## Work instructions
In full and without alteration, repeat the material.
## start
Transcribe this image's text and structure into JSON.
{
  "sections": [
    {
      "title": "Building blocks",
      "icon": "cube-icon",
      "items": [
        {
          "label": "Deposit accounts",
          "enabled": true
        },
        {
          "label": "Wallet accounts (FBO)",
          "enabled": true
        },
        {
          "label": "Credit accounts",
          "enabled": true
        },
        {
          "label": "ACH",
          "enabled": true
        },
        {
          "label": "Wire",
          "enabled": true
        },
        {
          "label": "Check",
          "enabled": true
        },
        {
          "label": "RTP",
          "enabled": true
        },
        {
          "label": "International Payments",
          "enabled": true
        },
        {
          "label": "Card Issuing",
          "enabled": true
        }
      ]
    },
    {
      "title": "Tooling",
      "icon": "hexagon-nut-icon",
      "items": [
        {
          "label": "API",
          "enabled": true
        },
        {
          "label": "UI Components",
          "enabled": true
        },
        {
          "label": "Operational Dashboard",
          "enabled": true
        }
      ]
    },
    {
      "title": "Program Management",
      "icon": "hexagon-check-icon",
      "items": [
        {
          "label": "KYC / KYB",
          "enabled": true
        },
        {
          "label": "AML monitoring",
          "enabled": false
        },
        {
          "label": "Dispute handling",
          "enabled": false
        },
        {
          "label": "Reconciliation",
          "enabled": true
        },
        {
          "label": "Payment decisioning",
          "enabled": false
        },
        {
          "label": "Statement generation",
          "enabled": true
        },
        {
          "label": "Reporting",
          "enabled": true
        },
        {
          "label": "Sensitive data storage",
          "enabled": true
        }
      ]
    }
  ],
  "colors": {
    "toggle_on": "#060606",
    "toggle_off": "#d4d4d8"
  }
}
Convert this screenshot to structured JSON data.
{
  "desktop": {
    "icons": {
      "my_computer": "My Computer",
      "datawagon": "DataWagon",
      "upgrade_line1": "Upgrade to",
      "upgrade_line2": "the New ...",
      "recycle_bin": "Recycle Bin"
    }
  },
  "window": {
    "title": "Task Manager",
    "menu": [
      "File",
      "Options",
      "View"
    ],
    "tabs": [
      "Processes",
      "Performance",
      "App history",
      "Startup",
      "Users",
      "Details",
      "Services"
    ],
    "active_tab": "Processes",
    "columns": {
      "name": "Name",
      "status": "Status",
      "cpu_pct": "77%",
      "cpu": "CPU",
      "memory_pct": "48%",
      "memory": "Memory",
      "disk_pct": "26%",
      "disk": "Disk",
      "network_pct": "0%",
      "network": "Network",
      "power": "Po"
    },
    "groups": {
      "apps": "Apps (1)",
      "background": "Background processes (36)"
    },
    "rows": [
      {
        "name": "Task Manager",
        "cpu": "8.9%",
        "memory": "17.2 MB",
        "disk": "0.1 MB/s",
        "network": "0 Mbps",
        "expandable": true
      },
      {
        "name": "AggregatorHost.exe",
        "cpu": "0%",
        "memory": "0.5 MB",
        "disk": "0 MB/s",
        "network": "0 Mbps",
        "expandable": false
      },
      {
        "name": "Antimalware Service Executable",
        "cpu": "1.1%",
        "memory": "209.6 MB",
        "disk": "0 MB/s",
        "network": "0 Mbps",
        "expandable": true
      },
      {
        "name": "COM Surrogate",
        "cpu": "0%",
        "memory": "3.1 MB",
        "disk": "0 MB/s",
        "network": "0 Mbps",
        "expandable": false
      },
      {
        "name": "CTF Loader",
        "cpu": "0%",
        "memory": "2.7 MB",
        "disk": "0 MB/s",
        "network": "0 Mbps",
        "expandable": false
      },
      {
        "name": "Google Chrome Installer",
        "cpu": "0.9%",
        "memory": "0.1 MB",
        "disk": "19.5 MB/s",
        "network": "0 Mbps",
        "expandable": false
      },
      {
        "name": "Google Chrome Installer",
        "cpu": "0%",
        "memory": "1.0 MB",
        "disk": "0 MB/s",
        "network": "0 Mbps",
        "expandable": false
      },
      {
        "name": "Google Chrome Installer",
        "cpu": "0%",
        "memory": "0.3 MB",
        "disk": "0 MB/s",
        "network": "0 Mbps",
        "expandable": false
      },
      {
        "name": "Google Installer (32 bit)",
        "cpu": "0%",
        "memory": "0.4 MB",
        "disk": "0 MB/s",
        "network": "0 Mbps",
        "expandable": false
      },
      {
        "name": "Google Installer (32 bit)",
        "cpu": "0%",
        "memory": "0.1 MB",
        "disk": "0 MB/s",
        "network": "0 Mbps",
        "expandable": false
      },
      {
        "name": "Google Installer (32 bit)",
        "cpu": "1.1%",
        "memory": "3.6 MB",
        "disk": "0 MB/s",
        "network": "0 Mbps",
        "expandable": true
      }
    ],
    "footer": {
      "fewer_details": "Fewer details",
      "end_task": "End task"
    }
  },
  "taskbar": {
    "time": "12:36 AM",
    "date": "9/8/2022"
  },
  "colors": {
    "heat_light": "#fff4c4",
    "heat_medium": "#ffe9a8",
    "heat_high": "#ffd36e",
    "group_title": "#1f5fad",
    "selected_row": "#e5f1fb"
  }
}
## end
## Output of the exercise
Transcribe this image's text and structure into JSON.
{
  "sections": [
    {
      "title": "Building blocks",
      "icon": "cube-icon",
      "items": [
        {
          "label": "Deposit accounts",
          "enabled": true
        },
        {
          "label": "Wallet accounts (FBO)",
          "enabled": true
        },
        {
          "label": "Credit accounts",
          "enabled": true
        },
        {
          "label": "ACH",
          "enabled": true
        },
        {
          "label": "Wire",
          "enabled": true
        },
        {
          "label": "Check",
          "enabled": true
        },
        {
          "label": "RTP",
          "enabled": true
        },
        {
          "label": "International Payments",
          "enabled": true
        },
        {
          "label": "Card Issuing",
          "enabled": true
        }
      ]
    },
    {
      "title": "Tooling",
      "icon": "hexagon-nut-icon",
      "items": [
        {
          "label": "API",
          "enabled": true
        },
        {
          "label": "UI Components",
          "enabled": true
        },
        {
          "label": "Operational Dashboard",
          "enabled": true
        }
      ]
    },
    {
      "title": "Program Management",
      "icon": "hexagon-check-icon",
      "items": [
        {
          "label": "KYC / KYB",
          "enabled": true
        },
        {
          "label": "AML monitoring",
          "enabled": false
        },
        {
          "label": "Dispute handling",
          "enabled": false
        },
        {
          "label": "Reconciliation",
          "enabled": true
        },
        {
          "label": "Payment decisioning",
          "enabled": false
        },
        {
          "label": "Statement generation",
          "enabled": true
        },
        {
          "label": "Reporting",
          "enabled": true
        },
        {
          "label": "Sensitive data storage",
          "enabled": true
        }
      ]
    }
  ],
  "colors": {
    "toggle_on": "#060606",
    "toggle_off": "#d4d4d8"
  }
}
Convert this screenshot to structured JSON data.
{
  "desktop": {
    "icons": {
      "my_computer": "My Computer",
      "datawagon": "DataWagon",
      "upgrade_line1": "Upgrade to",
      "upgrade_line2": "the New ...",
      "recycle_bin": "Recycle Bin"
    }
  },
  "window": {
    "title": "Task Manager",
    "menu": [
      "File",
      "Options",
      "View"
    ],
    "tabs": [
      "Processes",
      "Performance",
      "App history",
      "Startup",
      "Users",
      "Details",
      "Services"
    ],
    "active_tab": "Processes",
    "columns": {
      "name": "Name",
      "status": "Status",
      "cpu_pct": "77%",
      "cpu": "CPU",
      "memory_pct": "48%",
      "memory": "Memory",
      "disk_pct": "26%",
      "disk": "Disk",
      "network_pct": "0%",
      "network": "Network",
      "power": "Po"
    },
    "groups": {
      "apps": "Apps (1)",
      "background": "Background processes (36)"
    },
    "rows": [
      {
        "name": "Task Manager",
        "cpu": "8.9%",
        "memory": "17.2 MB",
        "disk": "0.1 MB/s",
        "network": "0 Mbps",
        "expandable": true
      },
      {
        "name": "AggregatorHost.exe",
        "cpu": "0%",
        "memory": "0.5 MB",
        "disk": "0 MB/s",
        "network": "0 Mbps",
        "expandable": false
      },
      {
        "name": "Antimalware Service Executable",
        "cpu": "1.1%",
        "memory": "209.6 MB",
        "disk": "0 MB/s",
        "network": "0 Mbps",
        "expandable": true
      },
      {
        "name": "COM Surrogate",
        "cpu": "0%",
        "memory": "3.1 MB",
        "disk": "0 MB/s",
        "network": "0 Mbps",
        "expandable": false
      },
      {
        "name": "CTF Loader",
        "cpu": "0%",
        "memory": "2.7 MB",
        "disk": "0 MB/s",
        "network": "0 Mbps",
        "expandable": false
      },
      {
        "name": "Google Chrome Installer",
        "cpu": "0.9%",
        "memory": "0.1 MB",
        "disk": "19.5 MB/s",
        "network": "0 Mbps",
        "expandable": false
      },
      {
        "name": "Google Chrome Installer",
        "cpu": "0%",
        "memory": "1.0 MB",
        "disk": "0 MB/s",
        "network": "0 Mbps",
        "expandable": false
      },
      {
        "name": "Google Chrome Installer",
        "cpu": "0%",
        "memory": "0.3 MB",
        "disk": "0 MB/s",
        "network": "0 Mbps",
        "expandable": false
      },
      {
        "name": "Google Installer (32 bit)",
        "cpu": "0%",
        "memory": "0.4 MB",
        "disk": "0 MB/s",
        "network": "0 Mbps",
        "expandable": false
      },
      {
        "name": "Google Installer (32 bit)",
        "cpu": "0%",
        "memory": "0.1 MB",
        "disk": "0 MB/s",
        "network": "0 Mbps",
        "expandable": false
      },
      {
        "name": "Google Installer (32 bit)",
        "cpu": "1.1%",
        "memory": "3.6 MB",
        "disk": "0 MB/s",
        "network": "0 Mbps",
        "expandable": true
      }
    ],
    "footer": {
      "fewer_details": "Fewer details",
      "end_task": "End task"
    }
  },
  "taskbar": {
    "time": "12:36 AM",
    "date": "9/8/2022"
  },
  "colors": {
    "heat_light": "#fff4c4",
    "heat_medium": "#ffe9a8",
    "heat_high": "#ffd36e",
    "group_title": "#1f5fad",
    "selected_row": "#e5f1fb"
  }
}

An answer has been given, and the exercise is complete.